- _To be done_
1 – Reproduce everything in the Reformation interview from "For Hans Boersma, the" down to "a tragedy. Why?".
2 – Translate this sentence from the Reformation interview into German: "Whenever the church breaks it is a tragedy."

Hans Boersma on the Tragedy of the Reformation

By Hans Boersma & Derek Witten

Hans Boersma

Hans Boersma is the J.I. Packer Professor of Theology at Regent College. Before coming to Regent in 2005, Hans Boersma taught for six years at Trinity Western University, in Langley, BC (1999–2005). Hans Boersma's main theological interests are Catholic thought, the church fathers, and spiritual interpretation of Scripture.In 2018, Eerdmans will publish his latest book, Seeing God: The Beatific Vision in Christian Tradition.

Derek Witten

Derek Witten is Senior Writer and Editor at Regent College and Managing Editor of the Regent World.

And how to respond with hopeful lament

For Hans Boersma, the first response Protestants—and all Christians—should have toward the Reformation is lament. We should lament because the Reformation split the body of Christ, and Christ desires his body dwell in unity. But just because it was a tragedy doesn’t make it entirely the reformers’ fault. In this interview, Hans widens the lens through which we view the Reformation: he traces the currents of thought that led to a split between earthly and heavenly reality, which in turn, informed the Reformation, and continue to influence modern Christian thought and life. He encourages lament at the tragedy of the Reformation, but also offers a hopeful look into what can be done (and what already has been done) to work toward reunification. 

You've described the Reformation as a tragedy. Why?

The Reformation was a very understandable thing. But not everything understandable is a good thing and a thing to be celebrated. There are two main reasons why I think the Reformation is not something to celebrate but is primarily something that we should lament—that it is primarily a tragedy. 

One is it broke the unity of the church. That's perhaps the most important reason; it is an ecclesiological reason. Whatever we may think about the rights or wrongs of the Reformation, whether we're looking to from a Catholic perspective or from a Protestant perspective, either way: the Reformation broke the church. Considering the great value that Scripture places on the unity of the church, it seems to me we should look at that as a tragedy. Whenever the church breaks it is a tragedy. 

The second thing: the Reformation I think is one step in a theological and cultural development. And you could sketch these developments by talking about how nature and the supernatural are related to each other—how nature and grace, or heaven and earth are related to each other—and it seems to me that beginning in the late Middle Ages heaven and earth more and more got torn away from each other, more or more got separated from one another. And I think, at times, the reformers were aware of that, but at other times it seems to me they were not. 

And the Reformation I think is one of the steps along the way that later on through the period of the Enlightenment, and through modernity leads to a more and more radical separation between heaven and earth, between nature and the supernatural. So that eventually, eventually, in the modern period we come to say: "well, we really don't need the heavenly realm because we get along without it just fine."

You mentioned that this shift started earlier in the middle ages—well before the Reformation. Does that take some of the blame off the reformers for the disunity of the church?

- _Raw records_
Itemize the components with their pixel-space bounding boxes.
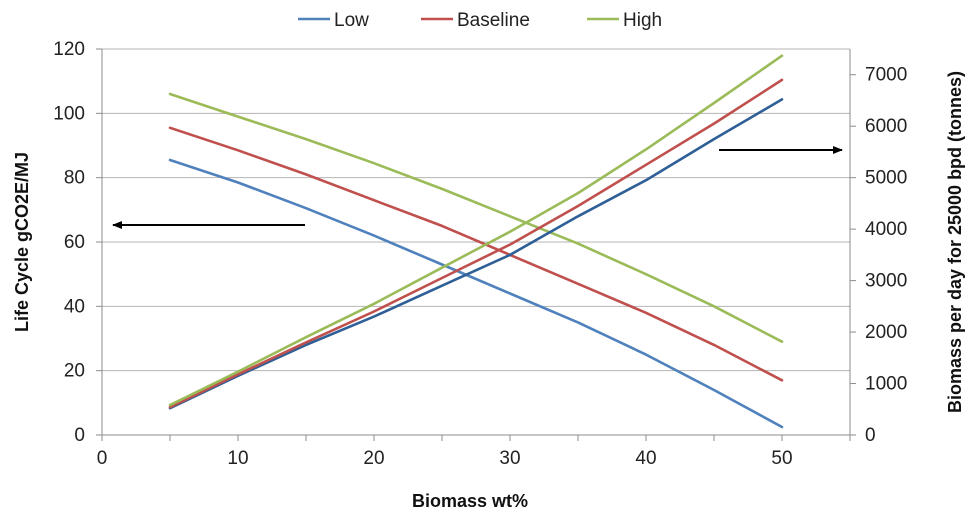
--
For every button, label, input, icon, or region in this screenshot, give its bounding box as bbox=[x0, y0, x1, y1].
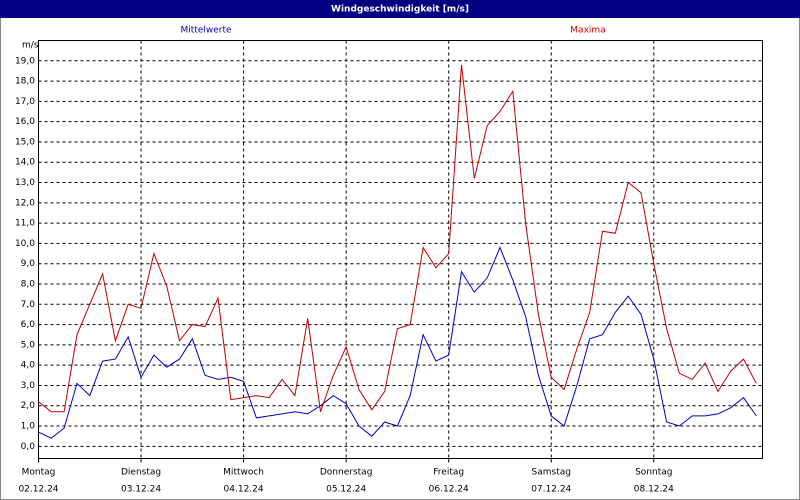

- _Solutions to each task_
1 –
For Hans Boersma, the first response Protestants—and all Christians—should have toward the Reformation is lament. We should lament because the Reformation split the body of Christ, and Christ desires his body dwell in unity. But just because it was a tragedy doesn’t make it entirely the reformers’ fault. In this interview, Hans widens the lens through which we view the Reformation: he traces the currents of thought that led to a split between earthly and heavenly reality, which in turn, informed the Reformation, and continue to influence modern Christian thought and life. He encourages lament at the tragedy of the Reformation, but also offers a hopeful look into what can be done (and what already has been done) to work toward reunification. 

You've described the Reformation as a tragedy. Why?

2 – Wann immer die Kirche zerbricht, ist es eine Tragödie.